• [Requirement]:
Gather, from the data below, each line in which the word "search" occurs.

• [Supplied records]:
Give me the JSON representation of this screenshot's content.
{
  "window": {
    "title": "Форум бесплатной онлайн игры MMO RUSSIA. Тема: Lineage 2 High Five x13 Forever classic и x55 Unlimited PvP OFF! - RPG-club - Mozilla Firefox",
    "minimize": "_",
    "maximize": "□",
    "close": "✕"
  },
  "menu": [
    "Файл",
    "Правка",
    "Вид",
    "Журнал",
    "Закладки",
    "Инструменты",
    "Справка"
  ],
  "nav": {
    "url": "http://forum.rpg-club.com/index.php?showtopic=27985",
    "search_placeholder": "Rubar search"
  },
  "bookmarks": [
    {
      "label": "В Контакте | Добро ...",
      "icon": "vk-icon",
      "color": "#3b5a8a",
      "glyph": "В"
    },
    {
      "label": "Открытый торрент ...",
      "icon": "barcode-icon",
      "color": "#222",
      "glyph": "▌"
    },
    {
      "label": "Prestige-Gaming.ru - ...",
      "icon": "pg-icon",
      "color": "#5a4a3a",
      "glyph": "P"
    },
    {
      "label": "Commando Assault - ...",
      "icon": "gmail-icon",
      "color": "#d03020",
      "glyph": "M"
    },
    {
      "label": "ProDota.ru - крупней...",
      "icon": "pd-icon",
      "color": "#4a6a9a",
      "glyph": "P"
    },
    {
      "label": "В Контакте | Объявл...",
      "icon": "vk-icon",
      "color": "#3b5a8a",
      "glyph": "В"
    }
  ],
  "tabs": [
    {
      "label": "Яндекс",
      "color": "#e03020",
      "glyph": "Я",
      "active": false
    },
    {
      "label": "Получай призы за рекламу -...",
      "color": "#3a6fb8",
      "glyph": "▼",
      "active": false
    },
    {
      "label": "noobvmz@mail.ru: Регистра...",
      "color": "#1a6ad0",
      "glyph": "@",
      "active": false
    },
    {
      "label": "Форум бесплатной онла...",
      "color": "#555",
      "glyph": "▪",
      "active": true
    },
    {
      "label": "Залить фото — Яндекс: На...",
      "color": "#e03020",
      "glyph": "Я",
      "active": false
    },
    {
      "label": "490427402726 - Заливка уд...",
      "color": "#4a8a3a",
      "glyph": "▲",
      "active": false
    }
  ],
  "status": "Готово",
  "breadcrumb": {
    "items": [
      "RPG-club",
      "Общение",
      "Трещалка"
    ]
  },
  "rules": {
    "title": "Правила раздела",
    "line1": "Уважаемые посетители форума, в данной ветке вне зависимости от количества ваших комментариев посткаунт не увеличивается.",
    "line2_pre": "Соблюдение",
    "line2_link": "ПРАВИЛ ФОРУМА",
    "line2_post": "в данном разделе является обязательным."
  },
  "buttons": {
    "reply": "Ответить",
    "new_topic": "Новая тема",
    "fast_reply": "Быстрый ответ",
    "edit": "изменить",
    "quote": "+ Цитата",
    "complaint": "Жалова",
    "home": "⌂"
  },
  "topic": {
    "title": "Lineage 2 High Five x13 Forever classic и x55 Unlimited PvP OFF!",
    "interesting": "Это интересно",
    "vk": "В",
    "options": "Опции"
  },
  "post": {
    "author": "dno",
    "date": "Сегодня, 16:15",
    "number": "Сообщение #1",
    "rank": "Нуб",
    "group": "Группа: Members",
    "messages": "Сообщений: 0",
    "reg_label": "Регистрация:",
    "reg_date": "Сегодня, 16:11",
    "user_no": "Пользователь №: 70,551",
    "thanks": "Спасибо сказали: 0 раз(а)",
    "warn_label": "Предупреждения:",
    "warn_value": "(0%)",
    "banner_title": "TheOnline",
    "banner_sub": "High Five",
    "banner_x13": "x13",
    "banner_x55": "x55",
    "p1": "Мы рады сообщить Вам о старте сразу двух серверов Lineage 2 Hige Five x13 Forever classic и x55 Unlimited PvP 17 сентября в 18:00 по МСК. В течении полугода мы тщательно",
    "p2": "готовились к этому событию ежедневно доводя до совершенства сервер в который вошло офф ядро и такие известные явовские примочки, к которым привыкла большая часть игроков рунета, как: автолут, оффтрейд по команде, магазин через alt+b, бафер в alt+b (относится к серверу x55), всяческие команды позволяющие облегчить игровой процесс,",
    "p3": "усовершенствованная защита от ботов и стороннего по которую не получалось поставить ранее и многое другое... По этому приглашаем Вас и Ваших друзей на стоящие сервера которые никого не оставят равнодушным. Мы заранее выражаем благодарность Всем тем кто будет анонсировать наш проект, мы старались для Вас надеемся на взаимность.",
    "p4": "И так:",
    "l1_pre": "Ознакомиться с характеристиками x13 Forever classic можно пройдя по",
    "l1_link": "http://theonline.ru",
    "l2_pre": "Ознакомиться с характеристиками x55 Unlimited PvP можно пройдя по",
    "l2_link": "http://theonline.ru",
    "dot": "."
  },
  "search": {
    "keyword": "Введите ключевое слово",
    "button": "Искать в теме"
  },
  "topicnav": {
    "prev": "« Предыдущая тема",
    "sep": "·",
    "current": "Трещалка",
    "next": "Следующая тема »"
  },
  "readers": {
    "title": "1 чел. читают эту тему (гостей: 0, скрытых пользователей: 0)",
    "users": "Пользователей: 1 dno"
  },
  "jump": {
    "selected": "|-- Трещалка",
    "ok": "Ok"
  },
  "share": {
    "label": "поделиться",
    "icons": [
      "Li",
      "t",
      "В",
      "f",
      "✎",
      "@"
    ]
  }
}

• [Result of the exercise]:
    "search_placeholder": "Rubar search"
  "search": {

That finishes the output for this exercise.